**Available records:**
§

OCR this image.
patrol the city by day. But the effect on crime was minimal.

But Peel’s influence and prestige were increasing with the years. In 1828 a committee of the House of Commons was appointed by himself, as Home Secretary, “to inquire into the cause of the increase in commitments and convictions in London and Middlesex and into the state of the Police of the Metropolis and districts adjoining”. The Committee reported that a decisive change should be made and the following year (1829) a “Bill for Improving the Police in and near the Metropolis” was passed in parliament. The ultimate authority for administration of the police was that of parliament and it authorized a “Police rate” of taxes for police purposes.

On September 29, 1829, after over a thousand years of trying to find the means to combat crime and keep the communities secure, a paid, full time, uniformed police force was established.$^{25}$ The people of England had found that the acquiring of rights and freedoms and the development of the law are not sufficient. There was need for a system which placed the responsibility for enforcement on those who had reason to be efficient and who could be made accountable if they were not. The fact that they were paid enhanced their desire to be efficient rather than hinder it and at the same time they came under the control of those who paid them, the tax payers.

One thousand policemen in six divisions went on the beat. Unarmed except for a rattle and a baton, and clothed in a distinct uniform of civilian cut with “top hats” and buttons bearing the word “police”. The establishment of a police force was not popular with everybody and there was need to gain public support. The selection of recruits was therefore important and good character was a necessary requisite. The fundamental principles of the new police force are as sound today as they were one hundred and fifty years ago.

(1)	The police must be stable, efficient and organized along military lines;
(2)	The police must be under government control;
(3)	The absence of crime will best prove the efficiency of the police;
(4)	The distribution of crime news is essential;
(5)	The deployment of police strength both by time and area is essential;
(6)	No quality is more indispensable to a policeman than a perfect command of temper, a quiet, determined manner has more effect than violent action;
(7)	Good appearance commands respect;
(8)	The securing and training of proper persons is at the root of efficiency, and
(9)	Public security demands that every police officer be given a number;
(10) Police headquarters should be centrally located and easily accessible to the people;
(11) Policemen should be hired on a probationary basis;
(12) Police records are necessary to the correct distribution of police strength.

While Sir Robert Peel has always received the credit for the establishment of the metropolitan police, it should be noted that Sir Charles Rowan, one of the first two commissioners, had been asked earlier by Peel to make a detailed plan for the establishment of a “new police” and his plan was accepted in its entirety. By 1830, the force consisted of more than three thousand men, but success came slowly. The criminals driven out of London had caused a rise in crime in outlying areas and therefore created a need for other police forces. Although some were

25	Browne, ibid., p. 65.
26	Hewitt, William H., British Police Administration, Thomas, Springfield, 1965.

§

**Task requirements:**
Every entry above needs to be quoted exactly.

**Exercise response:**
OCR this image.
patrol the city by day. But the effect on crime was minimal.

But Peel’s influence and prestige were increasing with the years. In 1828 a committee of the House of Commons was appointed by himself, as Home Secretary, “to inquire into the cause of the increase in commitments and convictions in London and Middlesex and into the state of the Police of the Metropolis and districts adjoining”. The Committee reported that a decisive change should be made and the following year (1829) a “Bill for Improving the Police in and near the Metropolis” was passed in parliament. The ultimate authority for administration of the police was that of parliament and it authorized a “Police rate” of taxes for police purposes.

On September 29, 1829, after over a thousand years of trying to find the means to combat crime and keep the communities secure, a paid, full time, uniformed police force was established.$^{25}$ The people of England had found that the acquiring of rights and freedoms and the development of the law are not sufficient. There was need for a system which placed the responsibility for enforcement on those who had reason to be efficient and who could be made accountable if they were not. The fact that they were paid enhanced their desire to be efficient rather than hinder it and at the same time they came under the control of those who paid them, the tax payers.

One thousand policemen in six divisions went on the beat. Unarmed except for a rattle and a baton, and clothed in a distinct uniform of civilian cut with “top hats” and buttons bearing the word “police”. The establishment of a police force was not popular with everybody and there was need to gain public support. The selection of recruits was therefore important and good character was a necessary requisite. The fundamental principles of the new police force are as sound today as they were one hundred and fifty years ago.

(1)	The police must be stable, efficient and organized along military lines;
(2)	The police must be under government control;
(3)	The absence of crime will best prove the efficiency of the police;
(4)	The distribution of crime news is essential;
(5)	The deployment of police strength both by time and area is essential;
(6)	No quality is more indispensable to a policeman than a perfect command of temper, a quiet, determined manner has more effect than violent action;
(7)	Good appearance commands respect;
(8)	The securing and training of proper persons is at the root of efficiency, and
(9)	Public security demands that every police officer be given a number;
(10) Police headquarters should be centrally located and easily accessible to the people;
(11) Policemen should be hired on a probationary basis;
(12) Police records are necessary to the correct distribution of police strength.

While Sir Robert Peel has always received the credit for the establishment of the metropolitan police, it should be noted that Sir Charles Rowan, one of the first two commissioners, had been asked earlier by Peel to make a detailed plan for the establishment of a “new police” and his plan was accepted in its entirety. By 1830, the force consisted of more than three thousand men, but success came slowly. The criminals driven out of London had caused a rise in crime in outlying areas and therefore created a need for other police forces. Although some were

25	Browne, ibid., p. 65.
26	Hewitt, William H., British Police Administration, Thomas, Springfield, 1965.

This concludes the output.